▶ [Dataset entries]
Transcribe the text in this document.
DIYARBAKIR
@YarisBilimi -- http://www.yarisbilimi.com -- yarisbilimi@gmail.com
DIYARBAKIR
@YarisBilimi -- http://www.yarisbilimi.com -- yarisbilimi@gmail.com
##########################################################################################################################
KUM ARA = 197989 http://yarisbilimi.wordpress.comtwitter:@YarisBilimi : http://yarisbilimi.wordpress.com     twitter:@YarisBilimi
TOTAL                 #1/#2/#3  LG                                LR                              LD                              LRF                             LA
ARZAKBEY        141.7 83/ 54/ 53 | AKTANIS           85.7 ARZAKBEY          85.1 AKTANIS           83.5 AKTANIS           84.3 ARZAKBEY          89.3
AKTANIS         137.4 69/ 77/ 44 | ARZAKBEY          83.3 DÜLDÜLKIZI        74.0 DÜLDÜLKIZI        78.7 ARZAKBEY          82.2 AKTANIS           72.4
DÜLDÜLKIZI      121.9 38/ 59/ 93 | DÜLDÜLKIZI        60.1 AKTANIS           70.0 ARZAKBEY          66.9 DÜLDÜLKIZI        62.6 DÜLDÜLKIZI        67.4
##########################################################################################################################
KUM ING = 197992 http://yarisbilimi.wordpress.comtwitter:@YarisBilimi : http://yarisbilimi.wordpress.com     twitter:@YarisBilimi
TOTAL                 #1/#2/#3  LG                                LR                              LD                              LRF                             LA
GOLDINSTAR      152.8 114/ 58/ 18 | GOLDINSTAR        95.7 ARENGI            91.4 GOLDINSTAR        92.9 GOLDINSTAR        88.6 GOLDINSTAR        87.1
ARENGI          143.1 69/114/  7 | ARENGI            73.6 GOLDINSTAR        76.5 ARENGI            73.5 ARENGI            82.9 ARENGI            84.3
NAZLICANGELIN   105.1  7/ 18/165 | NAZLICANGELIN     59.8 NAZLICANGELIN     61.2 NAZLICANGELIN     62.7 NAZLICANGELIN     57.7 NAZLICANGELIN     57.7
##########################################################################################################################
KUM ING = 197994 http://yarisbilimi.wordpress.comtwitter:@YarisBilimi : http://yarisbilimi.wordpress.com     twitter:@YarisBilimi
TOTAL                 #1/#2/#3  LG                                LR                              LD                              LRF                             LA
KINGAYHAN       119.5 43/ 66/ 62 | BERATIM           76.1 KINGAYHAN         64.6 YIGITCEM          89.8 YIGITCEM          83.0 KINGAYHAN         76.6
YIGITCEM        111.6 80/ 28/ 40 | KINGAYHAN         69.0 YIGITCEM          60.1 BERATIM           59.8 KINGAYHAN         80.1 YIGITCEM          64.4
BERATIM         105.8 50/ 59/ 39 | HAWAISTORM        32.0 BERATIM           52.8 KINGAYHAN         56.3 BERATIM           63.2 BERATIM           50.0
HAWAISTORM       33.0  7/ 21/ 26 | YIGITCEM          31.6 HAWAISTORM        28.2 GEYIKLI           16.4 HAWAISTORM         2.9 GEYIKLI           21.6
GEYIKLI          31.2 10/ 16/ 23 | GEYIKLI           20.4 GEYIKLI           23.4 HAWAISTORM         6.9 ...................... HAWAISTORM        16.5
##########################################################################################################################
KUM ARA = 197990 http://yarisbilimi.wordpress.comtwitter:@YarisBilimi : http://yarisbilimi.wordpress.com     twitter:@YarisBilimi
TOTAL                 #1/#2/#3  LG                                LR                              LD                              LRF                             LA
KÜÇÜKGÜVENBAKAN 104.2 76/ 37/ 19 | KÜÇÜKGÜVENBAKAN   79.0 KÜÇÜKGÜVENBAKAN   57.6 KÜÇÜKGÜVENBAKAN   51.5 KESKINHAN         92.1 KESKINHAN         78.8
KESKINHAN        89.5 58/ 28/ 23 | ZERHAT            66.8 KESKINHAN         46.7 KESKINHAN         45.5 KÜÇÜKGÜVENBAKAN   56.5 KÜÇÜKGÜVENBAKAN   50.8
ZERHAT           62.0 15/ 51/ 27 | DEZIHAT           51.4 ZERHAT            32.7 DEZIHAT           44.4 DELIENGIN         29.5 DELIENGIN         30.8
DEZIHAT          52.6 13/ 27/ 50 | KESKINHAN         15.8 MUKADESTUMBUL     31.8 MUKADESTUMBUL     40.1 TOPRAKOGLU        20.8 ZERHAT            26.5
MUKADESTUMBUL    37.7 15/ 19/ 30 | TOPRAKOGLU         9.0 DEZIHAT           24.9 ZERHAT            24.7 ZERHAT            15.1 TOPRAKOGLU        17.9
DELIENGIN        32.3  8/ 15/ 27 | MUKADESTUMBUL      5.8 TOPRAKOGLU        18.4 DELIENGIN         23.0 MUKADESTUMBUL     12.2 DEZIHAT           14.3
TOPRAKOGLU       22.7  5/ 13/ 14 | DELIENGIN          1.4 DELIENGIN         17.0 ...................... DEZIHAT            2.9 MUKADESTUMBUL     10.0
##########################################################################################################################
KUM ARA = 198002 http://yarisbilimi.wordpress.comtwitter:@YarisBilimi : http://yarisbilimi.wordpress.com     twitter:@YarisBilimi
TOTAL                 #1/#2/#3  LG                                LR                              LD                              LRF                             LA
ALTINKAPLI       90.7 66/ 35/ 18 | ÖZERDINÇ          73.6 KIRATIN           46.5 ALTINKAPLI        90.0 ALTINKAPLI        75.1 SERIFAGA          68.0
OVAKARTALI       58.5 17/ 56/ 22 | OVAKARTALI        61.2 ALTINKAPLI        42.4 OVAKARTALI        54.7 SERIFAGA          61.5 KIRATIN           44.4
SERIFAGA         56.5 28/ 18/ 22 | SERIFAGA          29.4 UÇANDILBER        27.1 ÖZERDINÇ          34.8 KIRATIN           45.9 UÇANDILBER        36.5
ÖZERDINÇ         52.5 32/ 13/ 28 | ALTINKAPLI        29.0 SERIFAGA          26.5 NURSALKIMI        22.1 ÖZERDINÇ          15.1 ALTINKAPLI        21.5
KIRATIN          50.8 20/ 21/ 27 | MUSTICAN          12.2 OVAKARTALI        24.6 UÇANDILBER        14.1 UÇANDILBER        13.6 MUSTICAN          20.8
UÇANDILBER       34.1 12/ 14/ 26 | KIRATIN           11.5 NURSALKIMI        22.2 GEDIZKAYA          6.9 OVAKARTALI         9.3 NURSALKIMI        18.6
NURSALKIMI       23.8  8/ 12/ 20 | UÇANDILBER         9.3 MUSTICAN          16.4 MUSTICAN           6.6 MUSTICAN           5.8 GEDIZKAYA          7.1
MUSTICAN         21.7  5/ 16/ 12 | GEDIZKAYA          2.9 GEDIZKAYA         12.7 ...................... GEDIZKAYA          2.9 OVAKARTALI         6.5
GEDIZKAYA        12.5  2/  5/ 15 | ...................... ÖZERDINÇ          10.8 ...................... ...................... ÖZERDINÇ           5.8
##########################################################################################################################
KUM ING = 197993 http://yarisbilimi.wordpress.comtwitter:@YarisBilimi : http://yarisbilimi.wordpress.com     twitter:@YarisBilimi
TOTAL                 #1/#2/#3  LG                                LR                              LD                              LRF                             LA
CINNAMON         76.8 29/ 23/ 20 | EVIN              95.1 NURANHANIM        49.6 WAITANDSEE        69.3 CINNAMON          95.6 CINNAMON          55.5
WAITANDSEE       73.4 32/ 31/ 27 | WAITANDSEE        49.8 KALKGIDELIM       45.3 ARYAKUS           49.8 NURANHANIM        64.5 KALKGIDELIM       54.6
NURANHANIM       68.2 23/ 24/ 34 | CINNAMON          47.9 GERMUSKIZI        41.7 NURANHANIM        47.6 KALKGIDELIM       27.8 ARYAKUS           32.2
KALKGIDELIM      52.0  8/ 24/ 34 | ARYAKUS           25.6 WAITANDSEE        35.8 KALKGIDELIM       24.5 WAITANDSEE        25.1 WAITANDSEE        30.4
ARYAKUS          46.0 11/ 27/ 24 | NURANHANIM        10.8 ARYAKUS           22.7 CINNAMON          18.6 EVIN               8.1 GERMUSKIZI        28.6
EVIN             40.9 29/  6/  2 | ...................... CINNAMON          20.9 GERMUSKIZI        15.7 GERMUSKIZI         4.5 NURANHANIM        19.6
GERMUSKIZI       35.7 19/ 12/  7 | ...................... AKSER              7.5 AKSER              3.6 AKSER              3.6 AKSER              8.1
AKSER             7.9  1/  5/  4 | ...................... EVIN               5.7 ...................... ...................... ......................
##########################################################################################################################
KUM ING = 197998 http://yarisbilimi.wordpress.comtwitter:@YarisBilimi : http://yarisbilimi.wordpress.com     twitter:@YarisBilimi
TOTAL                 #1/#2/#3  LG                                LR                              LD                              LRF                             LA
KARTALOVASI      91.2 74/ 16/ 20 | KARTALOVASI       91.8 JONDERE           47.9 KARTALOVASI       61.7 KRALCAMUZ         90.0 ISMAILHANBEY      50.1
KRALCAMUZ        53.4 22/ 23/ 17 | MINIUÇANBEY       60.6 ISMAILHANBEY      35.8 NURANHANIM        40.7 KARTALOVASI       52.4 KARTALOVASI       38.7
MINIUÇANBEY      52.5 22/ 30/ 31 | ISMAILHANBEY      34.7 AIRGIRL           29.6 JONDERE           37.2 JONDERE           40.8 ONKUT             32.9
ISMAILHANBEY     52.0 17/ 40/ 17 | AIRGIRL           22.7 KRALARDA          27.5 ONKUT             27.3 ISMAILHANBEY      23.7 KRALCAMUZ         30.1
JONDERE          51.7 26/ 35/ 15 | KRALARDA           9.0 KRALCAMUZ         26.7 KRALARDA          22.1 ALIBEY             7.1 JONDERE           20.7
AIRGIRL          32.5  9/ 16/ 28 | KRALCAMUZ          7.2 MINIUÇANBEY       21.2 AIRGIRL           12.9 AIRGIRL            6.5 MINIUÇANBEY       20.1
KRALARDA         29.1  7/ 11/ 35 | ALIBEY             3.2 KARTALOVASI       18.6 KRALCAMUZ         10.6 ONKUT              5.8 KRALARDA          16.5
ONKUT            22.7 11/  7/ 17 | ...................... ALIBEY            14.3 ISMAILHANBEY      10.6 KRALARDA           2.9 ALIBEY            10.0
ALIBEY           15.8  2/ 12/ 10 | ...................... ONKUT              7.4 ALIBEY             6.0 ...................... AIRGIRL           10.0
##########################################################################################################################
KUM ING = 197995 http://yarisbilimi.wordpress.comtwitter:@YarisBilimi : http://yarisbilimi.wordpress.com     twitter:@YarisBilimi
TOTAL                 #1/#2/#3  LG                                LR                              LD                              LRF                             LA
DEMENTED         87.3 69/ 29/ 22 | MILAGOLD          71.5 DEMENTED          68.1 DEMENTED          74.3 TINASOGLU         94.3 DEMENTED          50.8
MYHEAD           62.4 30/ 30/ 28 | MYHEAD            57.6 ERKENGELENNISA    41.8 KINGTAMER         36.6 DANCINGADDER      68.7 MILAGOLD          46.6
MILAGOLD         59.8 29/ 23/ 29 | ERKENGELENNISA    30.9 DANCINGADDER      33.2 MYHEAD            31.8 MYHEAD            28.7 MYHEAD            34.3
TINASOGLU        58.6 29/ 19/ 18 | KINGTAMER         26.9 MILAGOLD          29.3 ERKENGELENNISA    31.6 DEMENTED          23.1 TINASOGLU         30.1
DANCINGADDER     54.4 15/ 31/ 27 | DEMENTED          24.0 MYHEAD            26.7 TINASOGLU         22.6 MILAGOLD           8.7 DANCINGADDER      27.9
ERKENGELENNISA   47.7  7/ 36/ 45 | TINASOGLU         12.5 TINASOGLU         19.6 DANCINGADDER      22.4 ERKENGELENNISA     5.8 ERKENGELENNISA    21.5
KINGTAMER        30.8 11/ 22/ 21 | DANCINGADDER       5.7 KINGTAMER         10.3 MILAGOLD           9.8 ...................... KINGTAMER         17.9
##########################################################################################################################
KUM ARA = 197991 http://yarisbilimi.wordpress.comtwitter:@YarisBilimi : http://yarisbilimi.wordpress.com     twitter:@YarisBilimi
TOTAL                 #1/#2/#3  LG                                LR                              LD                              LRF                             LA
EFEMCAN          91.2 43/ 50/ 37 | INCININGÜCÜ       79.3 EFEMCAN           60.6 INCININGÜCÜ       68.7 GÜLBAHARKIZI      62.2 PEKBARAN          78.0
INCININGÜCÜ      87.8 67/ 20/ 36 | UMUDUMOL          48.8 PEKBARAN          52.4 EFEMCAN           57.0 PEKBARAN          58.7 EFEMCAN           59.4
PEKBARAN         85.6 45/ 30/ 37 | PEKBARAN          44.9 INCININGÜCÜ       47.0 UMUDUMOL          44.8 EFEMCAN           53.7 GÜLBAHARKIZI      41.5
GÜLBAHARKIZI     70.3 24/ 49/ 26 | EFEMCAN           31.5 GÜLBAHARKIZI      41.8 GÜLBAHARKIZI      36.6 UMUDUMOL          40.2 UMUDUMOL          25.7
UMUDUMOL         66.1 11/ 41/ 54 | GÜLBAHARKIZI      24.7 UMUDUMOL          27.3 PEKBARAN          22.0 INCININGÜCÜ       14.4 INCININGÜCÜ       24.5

▶ [Goal of the exercise] List the lines that contain the word "NURANHANIM".

▶ [Solution]
CINNAMON         76.8 29/ 23/ 20 | EVIN              95.1 NURANHANIM        49.6 WAITANDSEE        69.3 CINNAMON          95.6 CINNAMON          55.5
WAITANDSEE       73.4 32/ 31/ 27 | WAITANDSEE        49.8 KALKGIDELIM       45.3 ARYAKUS           49.8 NURANHANIM        64.5 KALKGIDELIM       54.6
NURANHANIM       68.2 23/ 24/ 34 | CINNAMON          47.9 GERMUSKIZI        41.7 NURANHANIM        47.6 KALKGIDELIM       27.8 ARYAKUS           32.2
ARYAKUS          46.0 11/ 27/ 24 | NURANHANIM        10.8 ARYAKUS           22.7 CINNAMON          18.6 EVIN               8.1 GERMUSKIZI        28.6
EVIN             40.9 29/  6/  2 | ...................... CINNAMON          20.9 GERMUSKIZI        15.7 GERMUSKIZI         4.5 NURANHANIM        19.6
KRALCAMUZ        53.4 22/ 23/ 17 | MINIUÇANBEY       60.6 ISMAILHANBEY      35.8 NURANHANIM        40.7 KARTALOVASI       52.4 KARTALOVASI       38.7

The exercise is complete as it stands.